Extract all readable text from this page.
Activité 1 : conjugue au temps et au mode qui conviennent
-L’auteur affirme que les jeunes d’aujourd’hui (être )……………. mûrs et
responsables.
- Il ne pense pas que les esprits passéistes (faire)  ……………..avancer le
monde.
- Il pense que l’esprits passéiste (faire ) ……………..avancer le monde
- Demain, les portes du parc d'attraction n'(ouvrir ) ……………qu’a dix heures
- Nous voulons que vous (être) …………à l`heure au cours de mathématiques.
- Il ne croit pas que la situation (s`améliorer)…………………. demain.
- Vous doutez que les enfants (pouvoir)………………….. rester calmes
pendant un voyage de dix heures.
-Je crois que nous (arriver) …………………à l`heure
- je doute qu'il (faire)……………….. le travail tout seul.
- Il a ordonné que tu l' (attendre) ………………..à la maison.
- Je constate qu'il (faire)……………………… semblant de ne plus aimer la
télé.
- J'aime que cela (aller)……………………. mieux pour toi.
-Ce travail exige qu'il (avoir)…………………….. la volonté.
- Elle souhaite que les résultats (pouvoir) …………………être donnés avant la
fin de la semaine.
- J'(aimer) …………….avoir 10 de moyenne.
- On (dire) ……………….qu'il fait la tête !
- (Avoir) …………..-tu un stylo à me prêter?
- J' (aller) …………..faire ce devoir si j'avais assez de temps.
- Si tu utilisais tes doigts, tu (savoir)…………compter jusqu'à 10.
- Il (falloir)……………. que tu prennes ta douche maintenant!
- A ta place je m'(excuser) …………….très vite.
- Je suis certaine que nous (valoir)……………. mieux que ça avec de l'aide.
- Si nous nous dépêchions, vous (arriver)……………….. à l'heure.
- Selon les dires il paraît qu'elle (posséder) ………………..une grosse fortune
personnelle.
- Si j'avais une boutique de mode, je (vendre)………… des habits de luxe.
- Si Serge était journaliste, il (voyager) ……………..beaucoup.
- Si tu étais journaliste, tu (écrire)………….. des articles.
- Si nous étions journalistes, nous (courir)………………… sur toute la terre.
..............................
■ The request ■
Transcribe the material exactly as it reads.

■ Written reply ■
Extract all readable text from this page.
Activité 1 : conjugue au temps et au mode qui conviennent
-L’auteur affirme que les jeunes d’aujourd’hui (être )……………. mûrs et
responsables.
- Il ne pense pas que les esprits passéistes (faire)  ……………..avancer le
monde.
- Il pense que l’esprits passéiste (faire ) ……………..avancer le monde
- Demain, les portes du parc d'attraction n'(ouvrir ) ……………qu’a dix heures
- Nous voulons que vous (être) …………à l`heure au cours de mathématiques.
- Il ne croit pas que la situation (s`améliorer)…………………. demain.
- Vous doutez que les enfants (pouvoir)………………….. rester calmes
pendant un voyage de dix heures.
-Je crois que nous (arriver) …………………à l`heure
- je doute qu'il (faire)……………….. le travail tout seul.
- Il a ordonné que tu l' (attendre) ………………..à la maison.
- Je constate qu'il (faire)……………………… semblant de ne plus aimer la
télé.
- J'aime que cela (aller)……………………. mieux pour toi.
-Ce travail exige qu'il (avoir)…………………….. la volonté.
- Elle souhaite que les résultats (pouvoir) …………………être donnés avant la
fin de la semaine.
- J'(aimer) …………….avoir 10 de moyenne.
- On (dire) ……………….qu'il fait la tête !
- (Avoir) …………..-tu un stylo à me prêter?
- J' (aller) …………..faire ce devoir si j'avais assez de temps.
- Si tu utilisais tes doigts, tu (savoir)…………compter jusqu'à 10.
- Il (falloir)……………. que tu prennes ta douche maintenant!
- A ta place je m'(excuser) …………….très vite.
- Je suis certaine que nous (valoir)……………. mieux que ça avec de l'aide.
- Si nous nous dépêchions, vous (arriver)……………….. à l'heure.
- Selon les dires il paraît qu'elle (posséder) ………………..une grosse fortune
personnelle.
- Si j'avais une boutique de mode, je (vendre)………… des habits de luxe.
- Si Serge était journaliste, il (voyager) ……………..beaucoup.
- Si tu étais journaliste, tu (écrire)………….. des articles.
- Si nous étions journalistes, nous (courir)………………… sur toute la terre.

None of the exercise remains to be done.